## Begin Source records

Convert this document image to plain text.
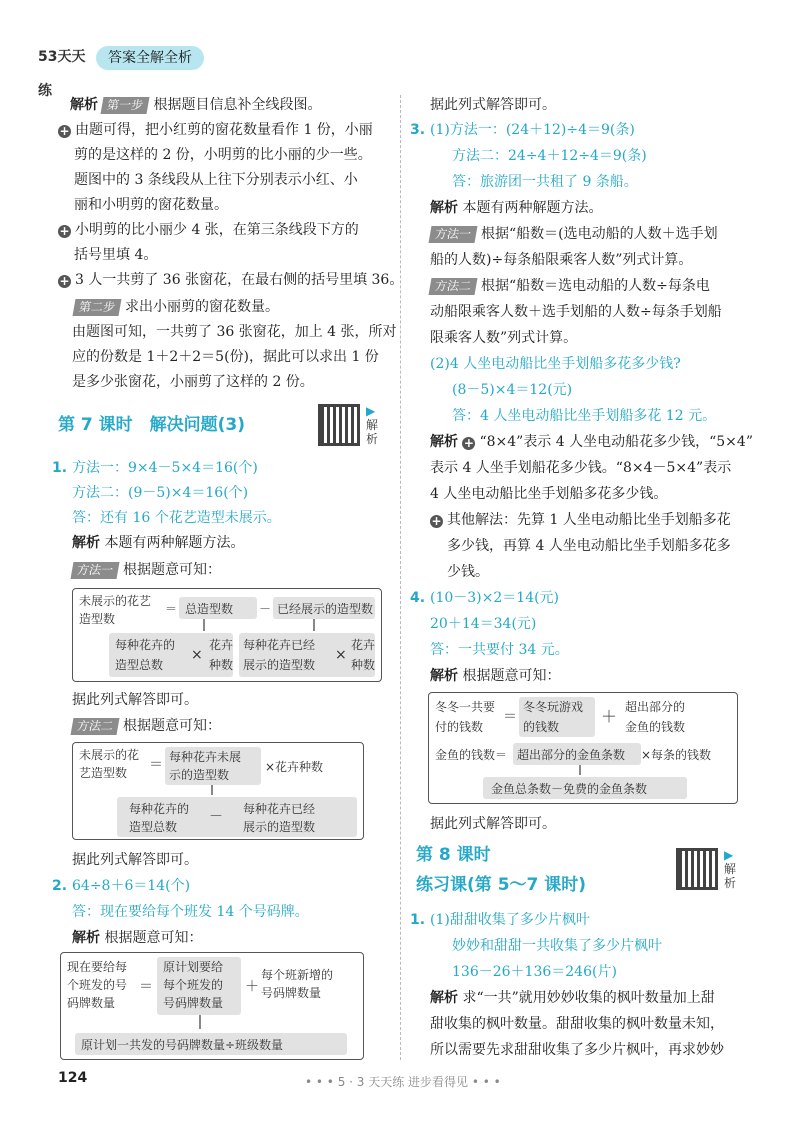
53天天练
答案全解全析
解析 第一步 根据题目信息补全线段图。
+ 由题可得，把小红剪的窗花数量看作 1 份，小丽
剪的是这样的 2 份，小明剪的比小丽的少一些。
题图中的 3 条线段从上往下分别表示小红、小
丽和小明剪的窗花数量。
+ 小明剪的比小丽少 4 张，在第三条线段下方的
括号里填 4。
+ 3 人一共剪了 36 张窗花，在最右侧的括号里填 36。
第二步 求出小丽剪的窗花数量。
由题图可知，一共剪了 36 张窗花，加上 4 张，所对
应的份数是 1＋2＋2＝5(份)，据此可以求出 1 份
是多少张窗花，小丽剪了这样的 2 份。
第 7 课时　解决问题(3)
▶
解析
1. 方法一：9×4－5×4＝16(个)
方法二：(9－5)×4＝16(个)
答：还有 16 个花艺造型未展示。
解析 本题有两种解题方法。
方法一 根据题意可知：
未展示的花艺
造型数
＝ 总造型数 － 已经展示的造型数
每种花卉的
造型总数
×
花卉
种数
每种花卉已经
展示的造型数
×
花卉
种数
据此列式解答即可。
方法二 根据题意可知：
未展示的花
艺造型数 ＝ 每种花卉未展
示的造型数
×花卉种数
每种花卉的
造型总数
－ 每种花卉已经
展示的造型数
据此列式解答即可。
2. 64÷8＋6＝14(个)
答：现在要给每个班发 14 个号码牌。
解析 根据题意可知：
现在要给每
个班发的号
码牌数量
＝
原计划要给
每个班发的
号码牌数量
＋
每个班新增的
号码牌数量
原计划一共发的号码牌数量÷班级数量
124	• • • 5 · 3 天天练 进步看得见 • • •
据此列式解答即可。
3. (1)方法一：(24＋12)÷4＝9(条)
方法二：24÷4＋12÷4＝9(条)
答：旅游团一共租了 9 条船。
解析 本题有两种解题方法。
方法一 根据“船数＝(选电动船的人数＋选手划
船的人数)÷每条船限乘客人数”列式计算。
方法二 根据“船数＝选电动船的人数÷每条电
动船限乘客人数＋选手划船的人数÷每条手划船
限乘客人数”列式计算。
(2)4 人坐电动船比坐手划船多花多少钱?
(8－5)×4＝12(元)
答：4 人坐电动船比坐手划船多花 12 元。
解析 + “8×4”表示 4 人坐电动船花多少钱，“5×4”
表示 4 人坐手划船花多少钱。“8×4－5×4”表示
4 人坐电动船比坐手划船多花多少钱。
+ 其他解法：先算 1 人坐电动船比坐手划船多花
多少钱，再算 4 人坐电动船比坐手划船多花多
少钱。
4. (10－3)×2＝14(元)
20＋14＝34(元)
答：一共要付 34 元。
解析 根据题意可知：
冬冬一共要
付的钱数
＝
冬冬玩游戏
的钱数
＋ 超出部分的
金鱼的钱数
金鱼的钱数＝ 超出部分的金鱼条数 ×每条的钱数
金鱼总条数－免费的金鱼条数
据此列式解答即可。
第 8 课时
练习课(第 5～7 课时)
▶
解析
1. (1)甜甜收集了多少片枫叶
妙妙和甜甜一共收集了多少片枫叶
136－26＋136＝246(片)
解析 求“一共”就用妙妙收集的枫叶数量加上甜
甜收集的枫叶数量。甜甜收集的枫叶数量未知，
所以需要先求甜甜收集了多少片枫叶，再求妙妙
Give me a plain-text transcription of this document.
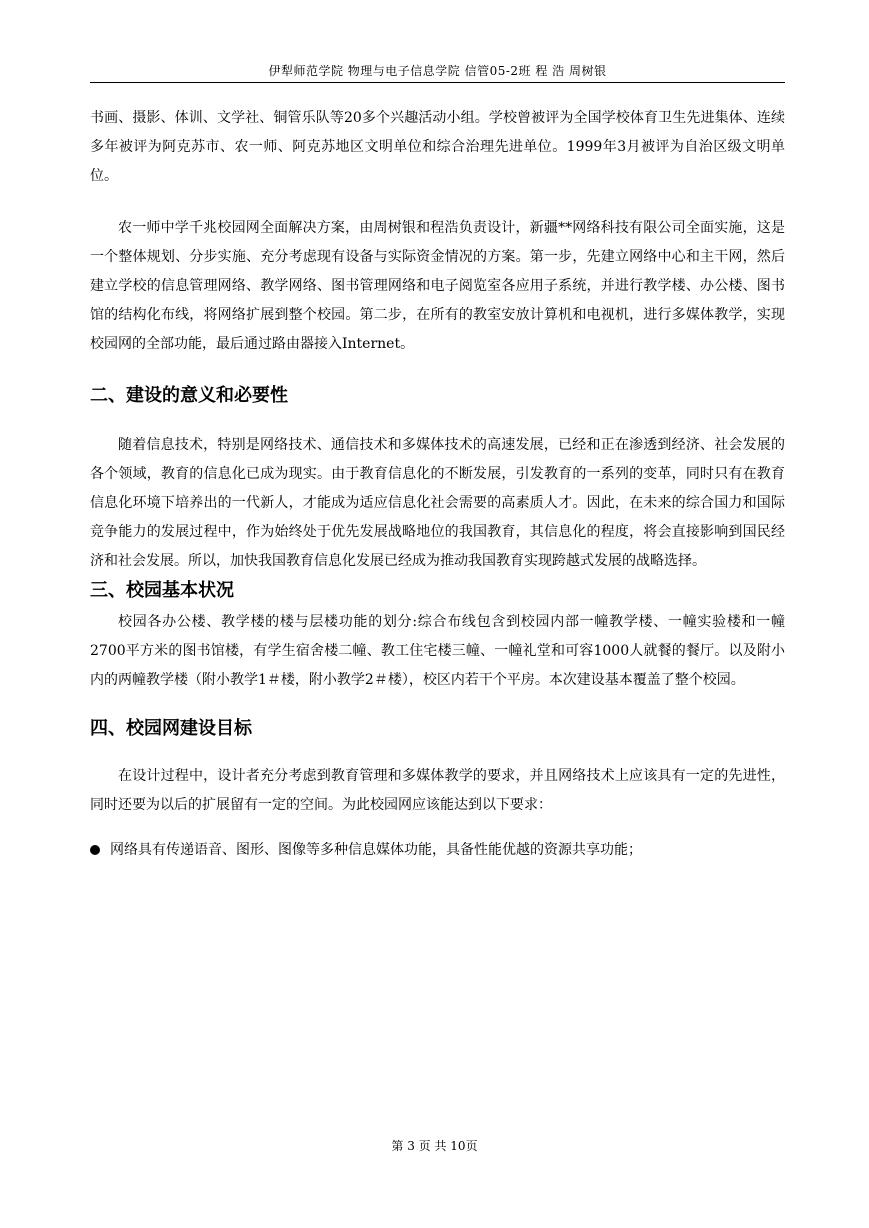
伊犁师范学院 物理与电子信息学院 信管05-2班 程 浩 周树银

书画、摄影、体训、文学社、铜管乐队等20多个兴趣活动小组。学校曾被评为全国学校体育卫生先进集体、连续多年被评为阿克苏市、农一师、阿克苏地区文明单位和综合治理先进单位。1999年3月被评为自治区级文明单位。

农一师中学千兆校园网全面解决方案，由周树银和程浩负责设计，新疆**网络科技有限公司全面实施，这是一个整体规划、分步实施、充分考虑现有设备与实际资金情况的方案。第一步，先建立网络中心和主干网，然后建立学校的信息管理网络、教学网络、图书管理网络和电子阅览室各应用子系统，并进行教学楼、办公楼、图书馆的结构化布线，将网络扩展到整个校园。第二步，在所有的教室安放计算机和电视机，进行多媒体教学，实现校园网的全部功能，最后通过路由器接入Internet。

二、建设的意义和必要性

随着信息技术，特别是网络技术、通信技术和多媒体技术的高速发展，已经和正在渗透到经济、社会发展的各个领域，教育的信息化已成为现实。由于教育信息化的不断发展，引发教育的一系列的变革，同时只有在教育信息化环境下培养出的一代新人，才能成为适应信息化社会需要的高素质人才。因此，在未来的综合国力和国际竞争能力的发展过程中，作为始终处于优先发展战略地位的我国教育，其信息化的程度，将会直接影响到国民经济和社会发展。所以，加快我国教育信息化发展已经成为推动我国教育实现跨越式发展的战略选择。

三、校园基本状况

校园各办公楼、教学楼的楼与层楼功能的划分:综合布线包含到校园内部一幢教学楼、一幢实验楼和一幢2700平方米的图书馆楼，有学生宿舍楼二幢、教工住宅楼三幢、一幢礼堂和可容1000人就餐的餐厅。以及附小内的两幢教学楼（附小教学1＃楼，附小教学2＃楼），校区内若干个平房。本次建设基本覆盖了整个校园。

四、校园网建设目标

在设计过程中，设计者充分考虑到教育管理和多媒体教学的要求，并且网络技术上应该具有一定的先进性，同时还要为以后的扩展留有一定的空间。为此校园网应该能达到以下要求：

网络具有传递语音、图形、图像等多种信息媒体功能，具备性能优越的资源共享功能；
第 3 页 共 10页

## End Source records

— Exercise prompt —
Quote the data above in full and without alteration; skip the pictures.

— The output —
Convert this document image to plain text.
53天天练
答案全解全析
解析 第一步 根据题目信息补全线段图。
+ 由题可得，把小红剪的窗花数量看作 1 份，小丽
剪的是这样的 2 份，小明剪的比小丽的少一些。
题图中的 3 条线段从上往下分别表示小红、小
丽和小明剪的窗花数量。
+ 小明剪的比小丽少 4 张，在第三条线段下方的
括号里填 4。
+ 3 人一共剪了 36 张窗花，在最右侧的括号里填 36。
第二步 求出小丽剪的窗花数量。
由题图可知，一共剪了 36 张窗花，加上 4 张，所对
应的份数是 1＋2＋2＝5(份)，据此可以求出 1 份
是多少张窗花，小丽剪了这样的 2 份。
第 7 课时　解决问题(3)
▶
解析
1. 方法一：9×4－5×4＝16(个)
方法二：(9－5)×4＝16(个)
答：还有 16 个花艺造型未展示。
解析 本题有两种解题方法。
方法一 根据题意可知：
未展示的花艺
造型数
＝ 总造型数 － 已经展示的造型数
每种花卉的
造型总数
×
花卉
种数
每种花卉已经
展示的造型数
×
花卉
种数
据此列式解答即可。
方法二 根据题意可知：
未展示的花
艺造型数 ＝ 每种花卉未展
示的造型数
×花卉种数
每种花卉的
造型总数
－ 每种花卉已经
展示的造型数
据此列式解答即可。
2. 64÷8＋6＝14(个)
答：现在要给每个班发 14 个号码牌。
解析 根据题意可知：
现在要给每
个班发的号
码牌数量
＝
原计划要给
每个班发的
号码牌数量
＋
每个班新增的
号码牌数量
原计划一共发的号码牌数量÷班级数量
124	• • • 5 · 3 天天练 进步看得见 • • •
据此列式解答即可。
3. (1)方法一：(24＋12)÷4＝9(条)
方法二：24÷4＋12÷4＝9(条)
答：旅游团一共租了 9 条船。
解析 本题有两种解题方法。
方法一 根据“船数＝(选电动船的人数＋选手划
船的人数)÷每条船限乘客人数”列式计算。
方法二 根据“船数＝选电动船的人数÷每条电
动船限乘客人数＋选手划船的人数÷每条手划船
限乘客人数”列式计算。
(2)4 人坐电动船比坐手划船多花多少钱?
(8－5)×4＝12(元)
答：4 人坐电动船比坐手划船多花 12 元。
解析 + “8×4”表示 4 人坐电动船花多少钱，“5×4”
表示 4 人坐手划船花多少钱。“8×4－5×4”表示
4 人坐电动船比坐手划船多花多少钱。
+ 其他解法：先算 1 人坐电动船比坐手划船多花
多少钱，再算 4 人坐电动船比坐手划船多花多
少钱。
4. (10－3)×2＝14(元)
20＋14＝34(元)
答：一共要付 34 元。
解析 根据题意可知：
冬冬一共要
付的钱数
＝
冬冬玩游戏
的钱数
＋ 超出部分的
金鱼的钱数
金鱼的钱数＝ 超出部分的金鱼条数 ×每条的钱数
金鱼总条数－免费的金鱼条数
据此列式解答即可。
第 8 课时
练习课(第 5～7 课时)
▶
解析
1. (1)甜甜收集了多少片枫叶
妙妙和甜甜一共收集了多少片枫叶
136－26＋136＝246(片)
解析 求“一共”就用妙妙收集的枫叶数量加上甜
甜收集的枫叶数量。甜甜收集的枫叶数量未知，
所以需要先求甜甜收集了多少片枫叶，再求妙妙
Give me a plain-text transcription of this document.
伊犁师范学院 物理与电子信息学院 信管05-2班 程 浩 周树银

书画、摄影、体训、文学社、铜管乐队等20多个兴趣活动小组。学校曾被评为全国学校体育卫生先进集体、连续多年被评为阿克苏市、农一师、阿克苏地区文明单位和综合治理先进单位。1999年3月被评为自治区级文明单位。

农一师中学千兆校园网全面解决方案，由周树银和程浩负责设计，新疆**网络科技有限公司全面实施，这是一个整体规划、分步实施、充分考虑现有设备与实际资金情况的方案。第一步，先建立网络中心和主干网，然后建立学校的信息管理网络、教学网络、图书管理网络和电子阅览室各应用子系统，并进行教学楼、办公楼、图书馆的结构化布线，将网络扩展到整个校园。第二步，在所有的教室安放计算机和电视机，进行多媒体教学，实现校园网的全部功能，最后通过路由器接入Internet。

二、建设的意义和必要性

随着信息技术，特别是网络技术、通信技术和多媒体技术的高速发展，已经和正在渗透到经济、社会发展的各个领域，教育的信息化已成为现实。由于教育信息化的不断发展，引发教育的一系列的变革，同时只有在教育信息化环境下培养出的一代新人，才能成为适应信息化社会需要的高素质人才。因此，在未来的综合国力和国际竞争能力的发展过程中，作为始终处于优先发展战略地位的我国教育，其信息化的程度，将会直接影响到国民经济和社会发展。所以，加快我国教育信息化发展已经成为推动我国教育实现跨越式发展的战略选择。

三、校园基本状况

校园各办公楼、教学楼的楼与层楼功能的划分:综合布线包含到校园内部一幢教学楼、一幢实验楼和一幢2700平方米的图书馆楼，有学生宿舍楼二幢、教工住宅楼三幢、一幢礼堂和可容1000人就餐的餐厅。以及附小内的两幢教学楼（附小教学1＃楼，附小教学2＃楼），校区内若干个平房。本次建设基本覆盖了整个校园。

四、校园网建设目标

在设计过程中，设计者充分考虑到教育管理和多媒体教学的要求，并且网络技术上应该具有一定的先进性，同时还要为以后的扩展留有一定的空间。为此校园网应该能达到以下要求：

网络具有传递语音、图形、图像等多种信息媒体功能，具备性能优越的资源共享功能；
第 3 页 共 10页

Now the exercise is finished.